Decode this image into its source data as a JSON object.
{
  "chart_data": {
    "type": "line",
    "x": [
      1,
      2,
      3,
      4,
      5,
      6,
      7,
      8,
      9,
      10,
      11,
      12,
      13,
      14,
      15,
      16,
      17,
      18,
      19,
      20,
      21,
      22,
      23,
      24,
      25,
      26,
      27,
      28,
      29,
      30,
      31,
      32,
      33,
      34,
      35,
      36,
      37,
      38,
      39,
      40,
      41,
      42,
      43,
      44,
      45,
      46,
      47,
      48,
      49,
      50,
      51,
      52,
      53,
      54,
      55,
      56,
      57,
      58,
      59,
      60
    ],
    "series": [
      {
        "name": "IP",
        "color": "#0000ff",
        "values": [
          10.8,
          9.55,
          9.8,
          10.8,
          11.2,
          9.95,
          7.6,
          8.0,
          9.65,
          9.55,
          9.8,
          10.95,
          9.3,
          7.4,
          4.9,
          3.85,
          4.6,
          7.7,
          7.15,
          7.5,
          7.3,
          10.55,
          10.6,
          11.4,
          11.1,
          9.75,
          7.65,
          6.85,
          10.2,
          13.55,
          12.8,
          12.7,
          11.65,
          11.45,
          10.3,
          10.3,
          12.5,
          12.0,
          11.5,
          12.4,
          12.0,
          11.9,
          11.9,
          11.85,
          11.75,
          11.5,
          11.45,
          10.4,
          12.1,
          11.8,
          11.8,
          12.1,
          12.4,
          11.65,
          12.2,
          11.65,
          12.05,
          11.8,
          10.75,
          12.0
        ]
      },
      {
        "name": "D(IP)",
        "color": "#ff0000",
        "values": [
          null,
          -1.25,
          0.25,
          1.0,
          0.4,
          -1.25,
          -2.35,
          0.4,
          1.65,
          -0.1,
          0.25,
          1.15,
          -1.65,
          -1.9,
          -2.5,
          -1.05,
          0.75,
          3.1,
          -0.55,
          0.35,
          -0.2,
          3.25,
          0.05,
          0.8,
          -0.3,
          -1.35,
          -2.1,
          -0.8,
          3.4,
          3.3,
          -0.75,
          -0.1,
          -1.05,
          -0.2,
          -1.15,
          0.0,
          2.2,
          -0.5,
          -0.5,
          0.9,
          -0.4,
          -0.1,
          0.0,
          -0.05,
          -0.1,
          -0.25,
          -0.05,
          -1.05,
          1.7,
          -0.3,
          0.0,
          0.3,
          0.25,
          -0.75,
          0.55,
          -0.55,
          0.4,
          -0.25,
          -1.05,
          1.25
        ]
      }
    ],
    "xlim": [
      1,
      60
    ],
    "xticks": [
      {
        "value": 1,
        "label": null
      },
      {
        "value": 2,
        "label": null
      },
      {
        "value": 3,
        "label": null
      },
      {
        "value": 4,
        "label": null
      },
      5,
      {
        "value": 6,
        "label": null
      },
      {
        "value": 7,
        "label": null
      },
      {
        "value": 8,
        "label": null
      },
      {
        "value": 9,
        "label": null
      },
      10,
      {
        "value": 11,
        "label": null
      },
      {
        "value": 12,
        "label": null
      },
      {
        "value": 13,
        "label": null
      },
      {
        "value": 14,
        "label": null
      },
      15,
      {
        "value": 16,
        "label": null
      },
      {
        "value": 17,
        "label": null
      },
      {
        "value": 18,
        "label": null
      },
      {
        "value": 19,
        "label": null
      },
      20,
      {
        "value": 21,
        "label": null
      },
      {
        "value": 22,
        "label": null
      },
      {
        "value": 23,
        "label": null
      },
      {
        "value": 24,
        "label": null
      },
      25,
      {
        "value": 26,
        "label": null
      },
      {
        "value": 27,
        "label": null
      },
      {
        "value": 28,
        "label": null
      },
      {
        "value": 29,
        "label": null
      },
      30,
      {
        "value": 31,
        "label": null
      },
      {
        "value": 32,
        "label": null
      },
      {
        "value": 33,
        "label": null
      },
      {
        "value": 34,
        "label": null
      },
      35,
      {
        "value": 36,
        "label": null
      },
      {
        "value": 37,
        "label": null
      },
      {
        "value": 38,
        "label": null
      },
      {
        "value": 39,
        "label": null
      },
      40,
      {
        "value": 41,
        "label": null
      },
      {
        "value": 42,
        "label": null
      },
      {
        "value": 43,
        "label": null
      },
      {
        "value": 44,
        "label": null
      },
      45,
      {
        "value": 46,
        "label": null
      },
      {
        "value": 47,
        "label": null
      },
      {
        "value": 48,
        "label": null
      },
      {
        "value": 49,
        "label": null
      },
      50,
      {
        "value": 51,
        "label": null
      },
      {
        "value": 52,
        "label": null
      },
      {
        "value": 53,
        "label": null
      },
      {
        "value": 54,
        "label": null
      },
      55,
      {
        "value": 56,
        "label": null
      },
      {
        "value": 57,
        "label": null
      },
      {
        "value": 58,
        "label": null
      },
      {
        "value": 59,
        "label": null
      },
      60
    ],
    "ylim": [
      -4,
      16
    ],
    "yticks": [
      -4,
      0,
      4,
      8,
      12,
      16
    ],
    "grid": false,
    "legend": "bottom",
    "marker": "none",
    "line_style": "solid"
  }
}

* _WHAT YOU HAVE TO DO_:
Print out all the entries precisely as written.

* _PROBLEM SOLUTION_:
Decode this image into its source data as a JSON object.
{
  "chart_data": {
    "type": "line",
    "x": [
      1,
      2,
      3,
      4,
      5,
      6,
      7,
      8,
      9,
      10,
      11,
      12,
      13,
      14,
      15,
      16,
      17,
      18,
      19,
      20,
      21,
      22,
      23,
      24,
      25,
      26,
      27,
      28,
      29,
      30,
      31,
      32,
      33,
      34,
      35,
      36,
      37,
      38,
      39,
      40,
      41,
      42,
      43,
      44,
      45,
      46,
      47,
      48,
      49,
      50,
      51,
      52,
      53,
      54,
      55,
      56,
      57,
      58,
      59,
      60
    ],
    "series": [
      {
        "name": "IP",
        "color": "#0000ff",
        "values": [
          10.8,
          9.55,
          9.8,
          10.8,
          11.2,
          9.95,
          7.6,
          8.0,
          9.65,
          9.55,
          9.8,
          10.95,
          9.3,
          7.4,
          4.9,
          3.85,
          4.6,
          7.7,
          7.15,
          7.5,
          7.3,
          10.55,
          10.6,
          11.4,
          11.1,
          9.75,
          7.65,
          6.85,
          10.2,
          13.55,
          12.8,
          12.7,
          11.65,
          11.45,
          10.3,
          10.3,
          12.5,
          12.0,
          11.5,
          12.4,
          12.0,
          11.9,
          11.9,
          11.85,
          11.75,
          11.5,
          11.45,
          10.4,
          12.1,
          11.8,
          11.8,
          12.1,
          12.4,
          11.65,
          12.2,
          11.65,
          12.05,
          11.8,
          10.75,
          12.0
        ]
      },
      {
        "name": "D(IP)",
        "color": "#ff0000",
        "values": [
          null,
          -1.25,
          0.25,
          1.0,
          0.4,
          -1.25,
          -2.35,
          0.4,
          1.65,
          -0.1,
          0.25,
          1.15,
          -1.65,
          -1.9,
          -2.5,
          -1.05,
          0.75,
          3.1,
          -0.55,
          0.35,
          -0.2,
          3.25,
          0.05,
          0.8,
          -0.3,
          -1.35,
          -2.1,
          -0.8,
          3.4,
          3.3,
          -0.75,
          -0.1,
          -1.05,
          -0.2,
          -1.15,
          0.0,
          2.2,
          -0.5,
          -0.5,
          0.9,
          -0.4,
          -0.1,
          0.0,
          -0.05,
          -0.1,
          -0.25,
          -0.05,
          -1.05,
          1.7,
          -0.3,
          0.0,
          0.3,
          0.25,
          -0.75,
          0.55,
          -0.55,
          0.4,
          -0.25,
          -1.05,
          1.25
        ]
      }
    ],
    "xlim": [
      1,
      60
    ],
    "xticks": [
      {
        "value": 1,
        "label": null
      },
      {
        "value": 2,
        "label": null
      },
      {
        "value": 3,
        "label": null
      },
      {
        "value": 4,
        "label": null
      },
      5,
      {
        "value": 6,
        "label": null
      },
      {
        "value": 7,
        "label": null
      },
      {
        "value": 8,
        "label": null
      },
      {
        "value": 9,
        "label": null
      },
      10,
      {
        "value": 11,
        "label": null
      },
      {
        "value": 12,
        "label": null
      },
      {
        "value": 13,
        "label": null
      },
      {
        "value": 14,
        "label": null
      },
      15,
      {
        "value": 16,
        "label": null
      },
      {
        "value": 17,
        "label": null
      },
      {
        "value": 18,
        "label": null
      },
      {
        "value": 19,
        "label": null
      },
      20,
      {
        "value": 21,
        "label": null
      },
      {
        "value": 22,
        "label": null
      },
      {
        "value": 23,
        "label": null
      },
      {
        "value": 24,
        "label": null
      },
      25,
      {
        "value": 26,
        "label": null
      },
      {
        "value": 27,
        "label": null
      },
      {
        "value": 28,
        "label": null
      },
      {
        "value": 29,
        "label": null
      },
      30,
      {
        "value": 31,
        "label": null
      },
      {
        "value": 32,
        "label": null
      },
      {
        "value": 33,
        "label": null
      },
      {
        "value": 34,
        "label": null
      },
      35,
      {
        "value": 36,
        "label": null
      },
      {
        "value": 37,
        "label": null
      },
      {
        "value": 38,
        "label": null
      },
      {
        "value": 39,
        "label": null
      },
      40,
      {
        "value": 41,
        "label": null
      },
      {
        "value": 42,
        "label": null
      },
      {
        "value": 43,
        "label": null
      },
      {
        "value": 44,
        "label": null
      },
      45,
      {
        "value": 46,
        "label": null
      },
      {
        "value": 47,
        "label": null
      },
      {
        "value": 48,
        "label": null
      },
      {
        "value": 49,
        "label": null
      },
      50,
      {
        "value": 51,
        "label": null
      },
      {
        "value": 52,
        "label": null
      },
      {
        "value": 53,
        "label": null
      },
      {
        "value": 54,
        "label": null
      },
      55,
      {
        "value": 56,
        "label": null
      },
      {
        "value": 57,
        "label": null
      },
      {
        "value": 58,
        "label": null
      },
      {
        "value": 59,
        "label": null
      },
      60
    ],
    "ylim": [
      -4,
      16
    ],
    "yticks": [
      -4,
      0,
      4,
      8,
      12,
      16
    ],
    "grid": false,
    "legend": "bottom",
    "marker": "none",
    "line_style": "solid"
  }
}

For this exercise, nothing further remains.